• BRANO ESTRATTO:
Non Fidarti ma Verifica: Approccio Zero Trust per OT e IoT - Nozomi Networks

Cyber Security 9 min read
Non Fidarti ma Verifica: Approccio Zero Trust per OT e IoT - Nozomi Networks
Non Fidarti ma Verifica: Approccio Zero Trust per OT e IoT - Nozomi Networks

Negli ultimi anni, lo Zero Trust Security Model, o Zero Trust Architecture, ha guadagnato popolarità sia dal pubblico tecnico che non tecnico.

Non è difficile capire le ragioni alla base di questo successo: l'approccio trust-by-design è obsoleto e ha dimostrato quanto possano andare male le cose quando un dispositivo o un'applicazione sono considerati attendibili a priori, senza alcuna considerazione dinamica del contesto.

In poche parole, supporre che dispositivi e applicazioni possano essere considerati affidabili solo perché si trovano sulla stessa rete è un presupposto vecchio, non sicuro ed errato.

Applicazione dell’Approccio Zero Trust

Applicare correttamente la metodologia Zero Trust (ZT) richiede lo studio di come interagiscono i sistemi, di cosa hanno bisogno gli uni dagli altri e come ridurre al minimo l'accesso alle informazioni. Può sembrare semplice, ma non lo è: soprattutto se i sistemi interagenti esistono già e hanno necessità di essere aggiornati o adattati per implementare ZT.

Nozomi come professionista della sicurezza informatica, ha come obiettivo quello di seguire ciò che dice la teoria nel modo più rigoroso, o il rischio è quello di dover affrontare gli stessi problemi del vecchio approccio trust-by-design (con una certa complessità in più).

In linea di principio, l'endgame desiderato di un'implementazione ZT richiede che tutti i componenti (non alcuni, né i più importanti, né solo conosciuti, ma tutti) interagiscano tra loro con tutte le verifiche di accesso in atto.

• ISTRUZIONI OPERATIVE: Secondo il brano sull'approccio Zero Trust, che cosa richiede in linea di principio l'endgame desiderato di un'implementazione ZT? I record provengono da una fonte diversa da quella del brano.

• RECORD:
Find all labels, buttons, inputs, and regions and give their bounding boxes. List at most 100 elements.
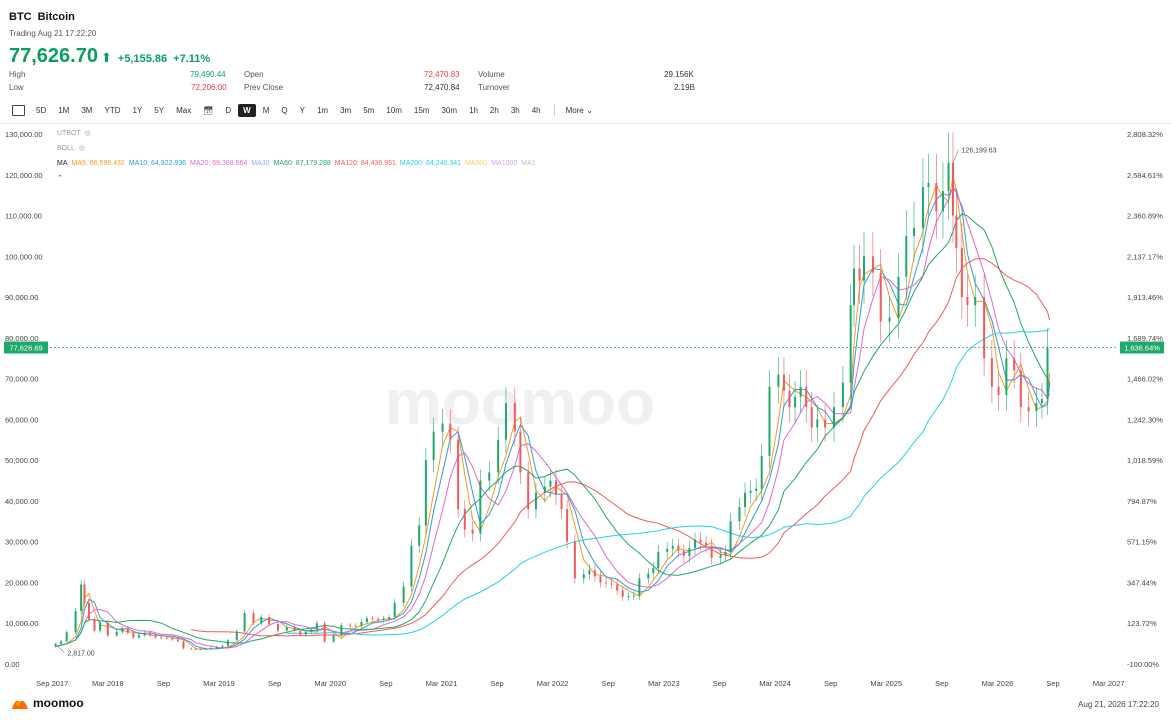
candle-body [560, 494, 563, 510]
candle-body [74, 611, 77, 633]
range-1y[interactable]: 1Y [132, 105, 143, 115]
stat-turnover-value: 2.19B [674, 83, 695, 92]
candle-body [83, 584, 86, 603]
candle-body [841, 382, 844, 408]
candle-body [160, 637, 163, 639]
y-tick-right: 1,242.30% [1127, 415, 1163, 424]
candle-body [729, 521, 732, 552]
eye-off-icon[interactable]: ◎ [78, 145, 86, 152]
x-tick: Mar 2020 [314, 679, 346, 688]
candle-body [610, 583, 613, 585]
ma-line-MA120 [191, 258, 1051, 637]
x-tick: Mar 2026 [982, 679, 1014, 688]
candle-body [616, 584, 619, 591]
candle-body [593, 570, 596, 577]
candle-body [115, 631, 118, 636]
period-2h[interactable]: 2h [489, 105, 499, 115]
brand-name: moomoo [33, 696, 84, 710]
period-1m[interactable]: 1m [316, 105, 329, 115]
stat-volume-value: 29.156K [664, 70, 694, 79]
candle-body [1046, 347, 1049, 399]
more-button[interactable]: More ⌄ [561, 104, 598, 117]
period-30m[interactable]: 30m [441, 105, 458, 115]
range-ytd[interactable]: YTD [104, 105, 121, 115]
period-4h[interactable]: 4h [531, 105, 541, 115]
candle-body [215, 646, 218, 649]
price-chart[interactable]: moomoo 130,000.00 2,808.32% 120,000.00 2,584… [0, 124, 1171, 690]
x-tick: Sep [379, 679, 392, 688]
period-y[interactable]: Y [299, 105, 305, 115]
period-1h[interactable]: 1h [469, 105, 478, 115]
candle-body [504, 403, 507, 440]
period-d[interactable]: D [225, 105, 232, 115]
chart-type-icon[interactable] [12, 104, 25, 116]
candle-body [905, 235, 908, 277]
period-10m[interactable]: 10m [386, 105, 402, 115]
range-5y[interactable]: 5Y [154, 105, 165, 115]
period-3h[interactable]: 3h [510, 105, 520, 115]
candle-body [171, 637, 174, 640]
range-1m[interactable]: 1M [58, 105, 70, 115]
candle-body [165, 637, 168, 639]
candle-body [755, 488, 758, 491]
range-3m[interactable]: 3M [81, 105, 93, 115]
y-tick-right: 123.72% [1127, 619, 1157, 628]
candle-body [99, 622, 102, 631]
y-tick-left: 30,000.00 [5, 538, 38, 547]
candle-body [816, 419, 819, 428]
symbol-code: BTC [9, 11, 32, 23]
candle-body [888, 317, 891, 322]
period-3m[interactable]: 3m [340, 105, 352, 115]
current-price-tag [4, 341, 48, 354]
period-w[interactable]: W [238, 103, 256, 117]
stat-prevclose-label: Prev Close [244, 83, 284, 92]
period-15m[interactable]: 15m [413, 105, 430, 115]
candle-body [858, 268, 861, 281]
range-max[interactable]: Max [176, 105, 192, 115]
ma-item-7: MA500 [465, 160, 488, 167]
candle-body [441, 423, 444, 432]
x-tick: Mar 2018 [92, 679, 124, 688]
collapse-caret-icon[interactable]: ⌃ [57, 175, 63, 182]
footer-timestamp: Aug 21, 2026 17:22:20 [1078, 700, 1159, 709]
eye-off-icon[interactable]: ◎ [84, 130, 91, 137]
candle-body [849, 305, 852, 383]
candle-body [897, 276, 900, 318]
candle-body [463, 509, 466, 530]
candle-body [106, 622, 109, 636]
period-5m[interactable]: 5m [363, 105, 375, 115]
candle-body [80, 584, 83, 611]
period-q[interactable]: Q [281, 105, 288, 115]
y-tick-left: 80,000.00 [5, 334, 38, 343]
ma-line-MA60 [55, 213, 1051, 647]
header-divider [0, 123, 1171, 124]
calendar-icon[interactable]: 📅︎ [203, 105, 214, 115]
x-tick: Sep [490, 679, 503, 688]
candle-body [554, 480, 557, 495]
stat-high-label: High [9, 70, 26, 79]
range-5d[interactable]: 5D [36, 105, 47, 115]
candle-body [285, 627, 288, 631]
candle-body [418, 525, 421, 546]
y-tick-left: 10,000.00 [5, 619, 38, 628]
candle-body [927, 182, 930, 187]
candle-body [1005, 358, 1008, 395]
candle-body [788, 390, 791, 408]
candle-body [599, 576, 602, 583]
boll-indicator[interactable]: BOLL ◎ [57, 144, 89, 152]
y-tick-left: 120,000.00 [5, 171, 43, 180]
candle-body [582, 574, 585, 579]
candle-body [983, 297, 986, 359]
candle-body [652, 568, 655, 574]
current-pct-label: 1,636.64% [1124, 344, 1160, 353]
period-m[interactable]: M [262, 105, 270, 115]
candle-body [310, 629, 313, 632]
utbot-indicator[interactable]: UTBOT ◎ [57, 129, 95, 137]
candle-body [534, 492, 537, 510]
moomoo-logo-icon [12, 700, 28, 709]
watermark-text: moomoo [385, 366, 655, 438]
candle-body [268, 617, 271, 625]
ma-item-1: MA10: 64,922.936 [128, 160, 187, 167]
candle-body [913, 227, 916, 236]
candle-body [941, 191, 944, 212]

• RISPOSTA: Richiede che tutti i componenti interagiscano tra loro con tutte le verifiche di accesso in atto.